───── Data section ─────

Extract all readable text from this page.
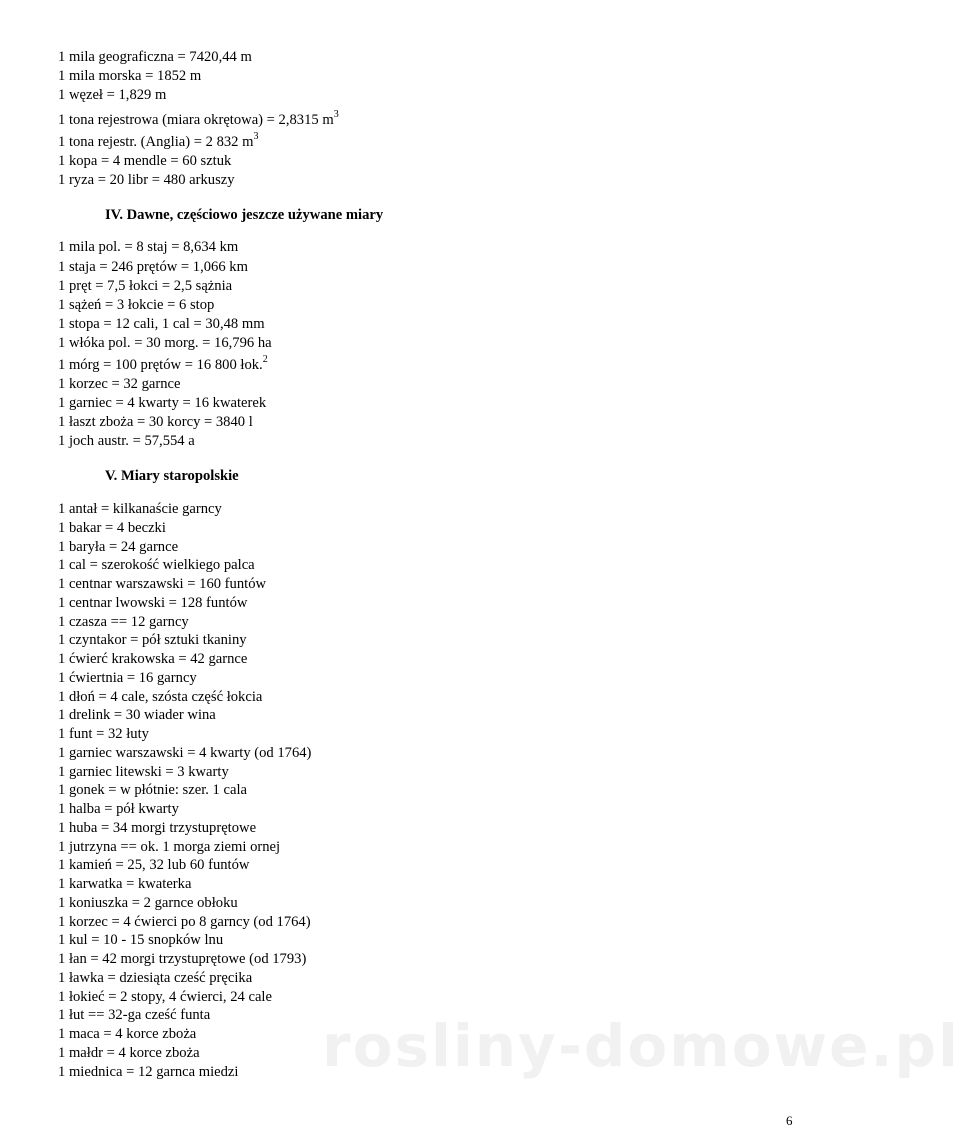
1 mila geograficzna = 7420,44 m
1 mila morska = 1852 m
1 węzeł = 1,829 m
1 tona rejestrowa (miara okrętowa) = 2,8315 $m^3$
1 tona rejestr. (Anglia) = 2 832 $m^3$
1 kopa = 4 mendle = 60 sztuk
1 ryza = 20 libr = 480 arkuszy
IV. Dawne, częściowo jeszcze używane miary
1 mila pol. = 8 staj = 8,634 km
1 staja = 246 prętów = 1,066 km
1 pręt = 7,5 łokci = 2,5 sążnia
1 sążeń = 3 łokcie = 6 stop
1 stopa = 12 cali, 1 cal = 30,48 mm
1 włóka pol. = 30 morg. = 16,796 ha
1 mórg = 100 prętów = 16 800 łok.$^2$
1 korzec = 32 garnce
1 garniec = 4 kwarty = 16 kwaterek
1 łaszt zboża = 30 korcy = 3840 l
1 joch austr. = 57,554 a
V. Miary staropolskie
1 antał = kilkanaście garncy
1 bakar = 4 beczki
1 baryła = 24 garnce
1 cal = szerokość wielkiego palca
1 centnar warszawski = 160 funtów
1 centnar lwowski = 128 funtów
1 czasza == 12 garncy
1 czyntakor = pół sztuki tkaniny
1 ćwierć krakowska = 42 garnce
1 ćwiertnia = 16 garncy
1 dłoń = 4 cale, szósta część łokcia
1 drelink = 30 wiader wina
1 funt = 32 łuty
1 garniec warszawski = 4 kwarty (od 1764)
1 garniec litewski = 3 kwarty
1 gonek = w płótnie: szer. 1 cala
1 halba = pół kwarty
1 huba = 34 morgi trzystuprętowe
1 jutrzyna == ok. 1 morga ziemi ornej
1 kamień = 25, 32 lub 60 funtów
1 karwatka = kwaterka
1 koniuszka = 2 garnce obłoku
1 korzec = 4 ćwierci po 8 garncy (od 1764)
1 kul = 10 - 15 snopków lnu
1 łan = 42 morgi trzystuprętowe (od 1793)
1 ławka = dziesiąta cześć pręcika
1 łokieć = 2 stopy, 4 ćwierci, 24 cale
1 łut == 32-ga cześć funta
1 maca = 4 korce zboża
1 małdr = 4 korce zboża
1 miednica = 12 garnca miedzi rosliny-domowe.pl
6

─────
───── Data section ─────

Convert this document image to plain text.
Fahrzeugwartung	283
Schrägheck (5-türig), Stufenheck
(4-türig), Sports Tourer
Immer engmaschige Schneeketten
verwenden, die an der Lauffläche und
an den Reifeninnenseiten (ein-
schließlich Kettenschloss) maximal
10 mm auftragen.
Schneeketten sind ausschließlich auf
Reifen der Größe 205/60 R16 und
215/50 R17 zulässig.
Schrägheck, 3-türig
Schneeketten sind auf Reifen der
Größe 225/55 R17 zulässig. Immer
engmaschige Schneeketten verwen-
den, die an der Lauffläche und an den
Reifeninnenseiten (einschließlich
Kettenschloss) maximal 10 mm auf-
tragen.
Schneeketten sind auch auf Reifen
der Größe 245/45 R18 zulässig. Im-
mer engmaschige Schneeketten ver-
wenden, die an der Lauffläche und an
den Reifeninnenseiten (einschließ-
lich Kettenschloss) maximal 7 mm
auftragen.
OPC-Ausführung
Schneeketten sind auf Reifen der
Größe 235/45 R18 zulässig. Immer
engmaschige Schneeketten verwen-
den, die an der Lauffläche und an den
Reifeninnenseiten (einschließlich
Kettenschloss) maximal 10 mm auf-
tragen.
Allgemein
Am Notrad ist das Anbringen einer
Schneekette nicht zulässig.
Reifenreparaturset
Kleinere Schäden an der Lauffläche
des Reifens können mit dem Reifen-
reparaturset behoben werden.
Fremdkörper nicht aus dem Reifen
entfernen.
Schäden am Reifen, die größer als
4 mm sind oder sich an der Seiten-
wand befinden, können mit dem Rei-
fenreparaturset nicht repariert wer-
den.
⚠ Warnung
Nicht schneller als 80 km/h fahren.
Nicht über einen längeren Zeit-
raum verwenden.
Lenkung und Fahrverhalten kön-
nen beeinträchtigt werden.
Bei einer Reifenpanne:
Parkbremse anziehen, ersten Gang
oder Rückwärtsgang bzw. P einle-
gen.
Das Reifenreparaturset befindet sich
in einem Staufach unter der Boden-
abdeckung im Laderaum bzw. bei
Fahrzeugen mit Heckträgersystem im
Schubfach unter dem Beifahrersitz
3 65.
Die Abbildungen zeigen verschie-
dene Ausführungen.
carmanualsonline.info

─────
───── Data section ─────

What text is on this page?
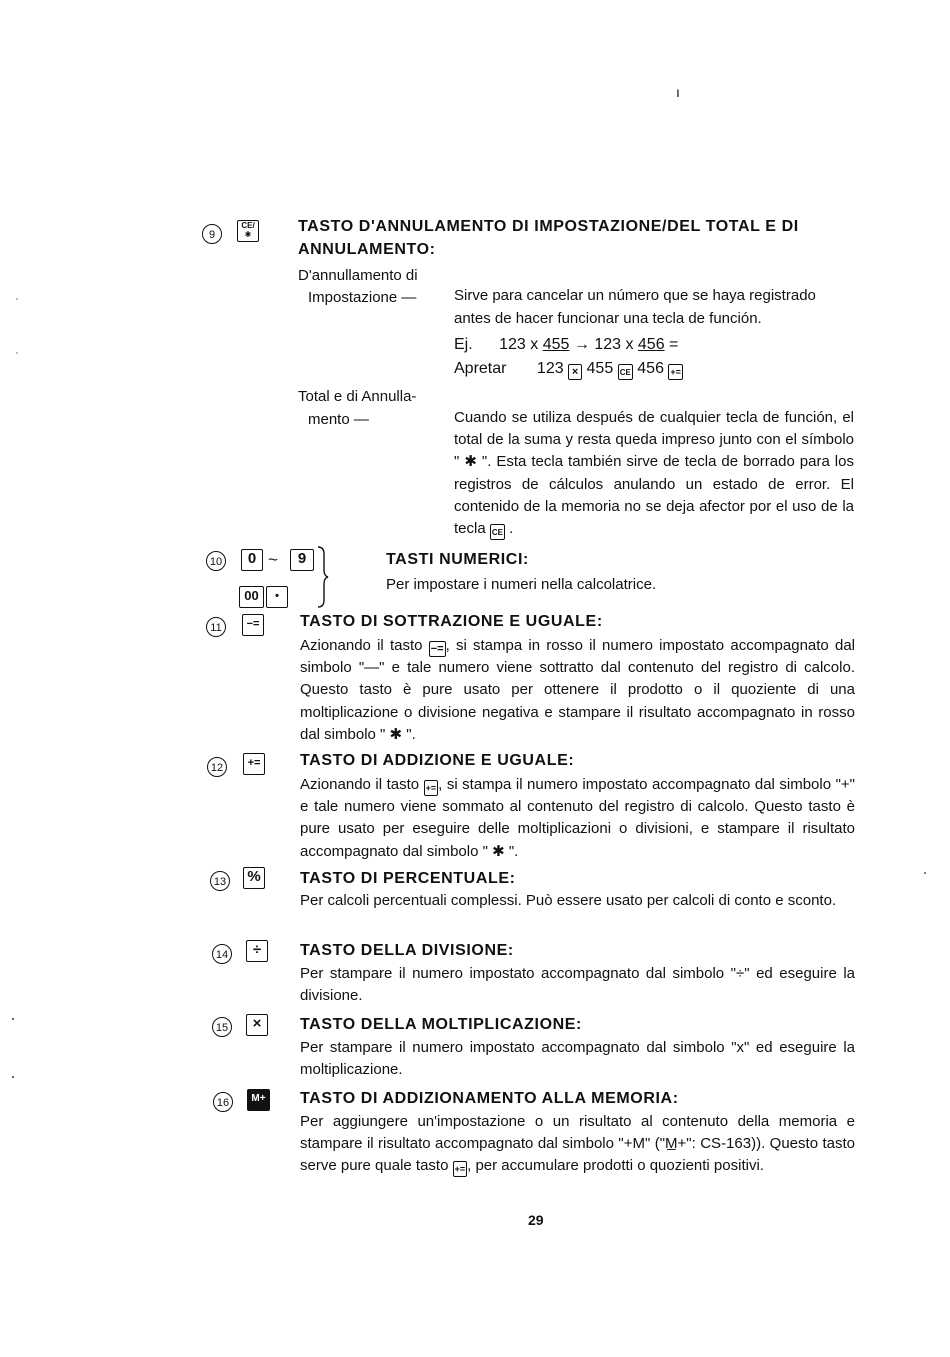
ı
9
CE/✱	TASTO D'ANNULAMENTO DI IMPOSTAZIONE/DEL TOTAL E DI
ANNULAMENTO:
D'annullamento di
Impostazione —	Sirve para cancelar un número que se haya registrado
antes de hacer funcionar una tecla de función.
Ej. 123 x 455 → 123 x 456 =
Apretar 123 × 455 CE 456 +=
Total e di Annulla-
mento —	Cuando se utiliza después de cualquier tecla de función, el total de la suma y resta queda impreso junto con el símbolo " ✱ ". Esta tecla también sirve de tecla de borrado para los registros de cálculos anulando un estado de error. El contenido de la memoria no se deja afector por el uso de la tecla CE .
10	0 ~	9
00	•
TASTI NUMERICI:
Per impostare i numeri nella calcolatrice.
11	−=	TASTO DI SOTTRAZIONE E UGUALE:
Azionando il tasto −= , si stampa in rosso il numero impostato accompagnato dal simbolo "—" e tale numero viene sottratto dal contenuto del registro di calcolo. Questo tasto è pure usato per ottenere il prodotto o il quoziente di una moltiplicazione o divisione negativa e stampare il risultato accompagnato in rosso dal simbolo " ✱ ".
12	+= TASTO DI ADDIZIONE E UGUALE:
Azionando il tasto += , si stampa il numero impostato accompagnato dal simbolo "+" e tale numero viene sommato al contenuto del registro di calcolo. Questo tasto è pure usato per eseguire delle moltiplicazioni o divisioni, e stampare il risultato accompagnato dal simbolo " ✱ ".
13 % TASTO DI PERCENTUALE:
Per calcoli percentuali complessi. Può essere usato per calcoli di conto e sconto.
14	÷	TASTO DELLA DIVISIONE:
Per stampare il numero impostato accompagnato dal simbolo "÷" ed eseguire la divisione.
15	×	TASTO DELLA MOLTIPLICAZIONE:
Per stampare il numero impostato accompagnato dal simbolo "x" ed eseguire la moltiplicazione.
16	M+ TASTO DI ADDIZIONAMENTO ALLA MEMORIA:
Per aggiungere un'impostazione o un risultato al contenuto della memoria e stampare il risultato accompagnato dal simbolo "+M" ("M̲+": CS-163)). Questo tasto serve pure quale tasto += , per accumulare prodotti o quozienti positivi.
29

─────

** The task **
Show every line from the entries above in which "türig" appears.

** Completed exercise **
Schrägheck (5-türig), Stufenheck
(4-türig), Sports Tourer
Schrägheck, 3-türig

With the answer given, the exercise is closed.